Saved data entries
=-=-=-=-=
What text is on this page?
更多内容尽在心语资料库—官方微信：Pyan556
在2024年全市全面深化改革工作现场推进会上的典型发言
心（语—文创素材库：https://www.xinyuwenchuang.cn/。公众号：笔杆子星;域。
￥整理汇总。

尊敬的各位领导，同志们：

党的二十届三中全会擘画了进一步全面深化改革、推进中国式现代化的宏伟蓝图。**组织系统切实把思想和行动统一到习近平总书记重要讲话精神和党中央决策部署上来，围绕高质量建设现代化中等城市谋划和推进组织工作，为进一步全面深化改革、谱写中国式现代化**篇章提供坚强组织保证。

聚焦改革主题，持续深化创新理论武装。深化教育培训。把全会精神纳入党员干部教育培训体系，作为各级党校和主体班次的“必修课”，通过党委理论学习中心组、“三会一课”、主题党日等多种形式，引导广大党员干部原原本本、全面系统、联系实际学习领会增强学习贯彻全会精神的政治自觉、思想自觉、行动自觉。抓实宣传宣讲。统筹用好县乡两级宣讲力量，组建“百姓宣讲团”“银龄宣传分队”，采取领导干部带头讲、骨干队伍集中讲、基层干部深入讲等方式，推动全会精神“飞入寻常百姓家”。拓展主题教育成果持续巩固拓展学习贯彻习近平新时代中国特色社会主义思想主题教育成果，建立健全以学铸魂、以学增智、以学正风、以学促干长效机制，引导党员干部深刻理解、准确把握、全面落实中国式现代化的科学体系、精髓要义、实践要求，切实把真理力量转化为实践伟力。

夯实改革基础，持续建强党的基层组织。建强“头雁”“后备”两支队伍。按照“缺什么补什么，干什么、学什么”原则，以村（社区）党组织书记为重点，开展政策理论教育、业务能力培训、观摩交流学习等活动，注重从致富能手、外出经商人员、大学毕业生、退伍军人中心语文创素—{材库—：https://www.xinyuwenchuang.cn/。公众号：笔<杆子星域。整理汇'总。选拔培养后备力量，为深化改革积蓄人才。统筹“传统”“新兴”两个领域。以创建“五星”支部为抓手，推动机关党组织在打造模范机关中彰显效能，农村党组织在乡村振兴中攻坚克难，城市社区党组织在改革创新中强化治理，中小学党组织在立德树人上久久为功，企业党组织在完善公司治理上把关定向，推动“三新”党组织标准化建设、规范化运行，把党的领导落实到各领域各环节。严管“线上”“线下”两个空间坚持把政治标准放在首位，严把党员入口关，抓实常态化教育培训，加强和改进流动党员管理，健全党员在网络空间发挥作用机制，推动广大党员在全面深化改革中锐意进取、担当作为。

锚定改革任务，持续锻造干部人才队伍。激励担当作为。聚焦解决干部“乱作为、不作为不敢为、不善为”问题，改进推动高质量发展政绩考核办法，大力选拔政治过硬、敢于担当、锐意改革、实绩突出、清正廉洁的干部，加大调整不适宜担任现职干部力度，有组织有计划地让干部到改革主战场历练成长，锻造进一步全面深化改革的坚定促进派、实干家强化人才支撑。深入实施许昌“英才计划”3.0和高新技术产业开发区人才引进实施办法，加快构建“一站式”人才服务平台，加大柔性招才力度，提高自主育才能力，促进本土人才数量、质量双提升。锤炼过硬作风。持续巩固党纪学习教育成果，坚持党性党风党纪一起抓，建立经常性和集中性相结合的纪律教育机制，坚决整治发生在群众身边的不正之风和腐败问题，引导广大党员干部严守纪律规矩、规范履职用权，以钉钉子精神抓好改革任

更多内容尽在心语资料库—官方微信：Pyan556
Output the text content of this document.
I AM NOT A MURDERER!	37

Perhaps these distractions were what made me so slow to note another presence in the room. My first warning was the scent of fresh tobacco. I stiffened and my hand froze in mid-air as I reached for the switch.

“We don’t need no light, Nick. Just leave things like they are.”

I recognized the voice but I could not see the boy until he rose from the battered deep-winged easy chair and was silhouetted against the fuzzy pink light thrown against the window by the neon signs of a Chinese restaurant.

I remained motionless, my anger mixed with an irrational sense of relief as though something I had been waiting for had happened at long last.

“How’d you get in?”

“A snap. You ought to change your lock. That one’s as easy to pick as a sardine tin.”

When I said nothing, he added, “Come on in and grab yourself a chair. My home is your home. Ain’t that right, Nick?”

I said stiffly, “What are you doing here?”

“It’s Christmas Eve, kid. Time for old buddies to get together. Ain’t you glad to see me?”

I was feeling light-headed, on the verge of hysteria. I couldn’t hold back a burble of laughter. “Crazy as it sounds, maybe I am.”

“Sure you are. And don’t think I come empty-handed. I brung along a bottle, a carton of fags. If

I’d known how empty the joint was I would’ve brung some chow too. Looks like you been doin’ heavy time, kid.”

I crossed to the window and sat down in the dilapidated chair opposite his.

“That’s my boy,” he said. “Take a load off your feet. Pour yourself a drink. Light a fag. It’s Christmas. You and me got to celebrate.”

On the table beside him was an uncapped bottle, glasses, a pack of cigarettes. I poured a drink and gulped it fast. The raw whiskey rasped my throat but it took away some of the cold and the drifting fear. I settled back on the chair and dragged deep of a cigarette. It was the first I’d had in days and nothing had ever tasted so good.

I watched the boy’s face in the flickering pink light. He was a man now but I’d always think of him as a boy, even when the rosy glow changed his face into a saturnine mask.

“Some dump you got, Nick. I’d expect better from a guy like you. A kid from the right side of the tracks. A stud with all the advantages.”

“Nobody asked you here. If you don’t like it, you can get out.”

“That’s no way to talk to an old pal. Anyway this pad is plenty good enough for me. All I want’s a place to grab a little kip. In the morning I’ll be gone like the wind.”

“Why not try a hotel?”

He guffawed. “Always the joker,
=-=-=-=-=
Type out the full listing again, exactly as given.

* RESPONSE *
What text is on this page?
更多内容尽在心语资料库—官方微信：Pyan556
在2024年全市全面深化改革工作现场推进会上的典型发言
心（语—文创素材库：https://www.xinyuwenchuang.cn/。公众号：笔杆子星;域。
￥整理汇总。

尊敬的各位领导，同志们：

党的二十届三中全会擘画了进一步全面深化改革、推进中国式现代化的宏伟蓝图。**组织系统切实把思想和行动统一到习近平总书记重要讲话精神和党中央决策部署上来，围绕高质量建设现代化中等城市谋划和推进组织工作，为进一步全面深化改革、谱写中国式现代化**篇章提供坚强组织保证。

聚焦改革主题，持续深化创新理论武装。深化教育培训。把全会精神纳入党员干部教育培训体系，作为各级党校和主体班次的“必修课”，通过党委理论学习中心组、“三会一课”、主题党日等多种形式，引导广大党员干部原原本本、全面系统、联系实际学习领会增强学习贯彻全会精神的政治自觉、思想自觉、行动自觉。抓实宣传宣讲。统筹用好县乡两级宣讲力量，组建“百姓宣讲团”“银龄宣传分队”，采取领导干部带头讲、骨干队伍集中讲、基层干部深入讲等方式，推动全会精神“飞入寻常百姓家”。拓展主题教育成果持续巩固拓展学习贯彻习近平新时代中国特色社会主义思想主题教育成果，建立健全以学铸魂、以学增智、以学正风、以学促干长效机制，引导党员干部深刻理解、准确把握、全面落实中国式现代化的科学体系、精髓要义、实践要求，切实把真理力量转化为实践伟力。

夯实改革基础，持续建强党的基层组织。建强“头雁”“后备”两支队伍。按照“缺什么补什么，干什么、学什么”原则，以村（社区）党组织书记为重点，开展政策理论教育、业务能力培训、观摩交流学习等活动，注重从致富能手、外出经商人员、大学毕业生、退伍军人中心语文创素—{材库—：https://www.xinyuwenchuang.cn/。公众号：笔<杆子星域。整理汇'总。选拔培养后备力量，为深化改革积蓄人才。统筹“传统”“新兴”两个领域。以创建“五星”支部为抓手，推动机关党组织在打造模范机关中彰显效能，农村党组织在乡村振兴中攻坚克难，城市社区党组织在改革创新中强化治理，中小学党组织在立德树人上久久为功，企业党组织在完善公司治理上把关定向，推动“三新”党组织标准化建设、规范化运行，把党的领导落实到各领域各环节。严管“线上”“线下”两个空间坚持把政治标准放在首位，严把党员入口关，抓实常态化教育培训，加强和改进流动党员管理，健全党员在网络空间发挥作用机制，推动广大党员在全面深化改革中锐意进取、担当作为。

锚定改革任务，持续锻造干部人才队伍。激励担当作为。聚焦解决干部“乱作为、不作为不敢为、不善为”问题，改进推动高质量发展政绩考核办法，大力选拔政治过硬、敢于担当、锐意改革、实绩突出、清正廉洁的干部，加大调整不适宜担任现职干部力度，有组织有计划地让干部到改革主战场历练成长，锻造进一步全面深化改革的坚定促进派、实干家强化人才支撑。深入实施许昌“英才计划”3.0和高新技术产业开发区人才引进实施办法，加快构建“一站式”人才服务平台，加大柔性招才力度，提高自主育才能力，促进本土人才数量、质量双提升。锤炼过硬作风。持续巩固党纪学习教育成果，坚持党性党风党纪一起抓，建立经常性和集中性相结合的纪律教育机制，坚决整治发生在群众身边的不正之风和腐败问题，引导广大党员干部严守纪律规矩、规范履职用权，以钉钉子精神抓好改革任

更多内容尽在心语资料库—官方微信：Pyan556
Output the text content of this document.
I AM NOT A MURDERER!	37

Perhaps these distractions were what made me so slow to note another presence in the room. My first warning was the scent of fresh tobacco. I stiffened and my hand froze in mid-air as I reached for the switch.

“We don’t need no light, Nick. Just leave things like they are.”

I recognized the voice but I could not see the boy until he rose from the battered deep-winged easy chair and was silhouetted against the fuzzy pink light thrown against the window by the neon signs of a Chinese restaurant.

I remained motionless, my anger mixed with an irrational sense of relief as though something I had been waiting for had happened at long last.

“How’d you get in?”

“A snap. You ought to change your lock. That one’s as easy to pick as a sardine tin.”

When I said nothing, he added, “Come on in and grab yourself a chair. My home is your home. Ain’t that right, Nick?”

I said stiffly, “What are you doing here?”

“It’s Christmas Eve, kid. Time for old buddies to get together. Ain’t you glad to see me?”

I was feeling light-headed, on the verge of hysteria. I couldn’t hold back a burble of laughter. “Crazy as it sounds, maybe I am.”

“Sure you are. And don’t think I come empty-handed. I brung along a bottle, a carton of fags. If

I’d known how empty the joint was I would’ve brung some chow too. Looks like you been doin’ heavy time, kid.”

I crossed to the window and sat down in the dilapidated chair opposite his.

“That’s my boy,” he said. “Take a load off your feet. Pour yourself a drink. Light a fag. It’s Christmas. You and me got to celebrate.”

On the table beside him was an uncapped bottle, glasses, a pack of cigarettes. I poured a drink and gulped it fast. The raw whiskey rasped my throat but it took away some of the cold and the drifting fear. I settled back on the chair and dragged deep of a cigarette. It was the first I’d had in days and nothing had ever tasted so good.

I watched the boy’s face in the flickering pink light. He was a man now but I’d always think of him as a boy, even when the rosy glow changed his face into a saturnine mask.

“Some dump you got, Nick. I’d expect better from a guy like you. A kid from the right side of the tracks. A stud with all the advantages.”

“Nobody asked you here. If you don’t like it, you can get out.”

“That’s no way to talk to an old pal. Anyway this pad is plenty good enough for me. All I want’s a place to grab a little kip. In the morning I’ll be gone like the wind.”

“Why not try a hotel?”

He guffawed. “Always the joker,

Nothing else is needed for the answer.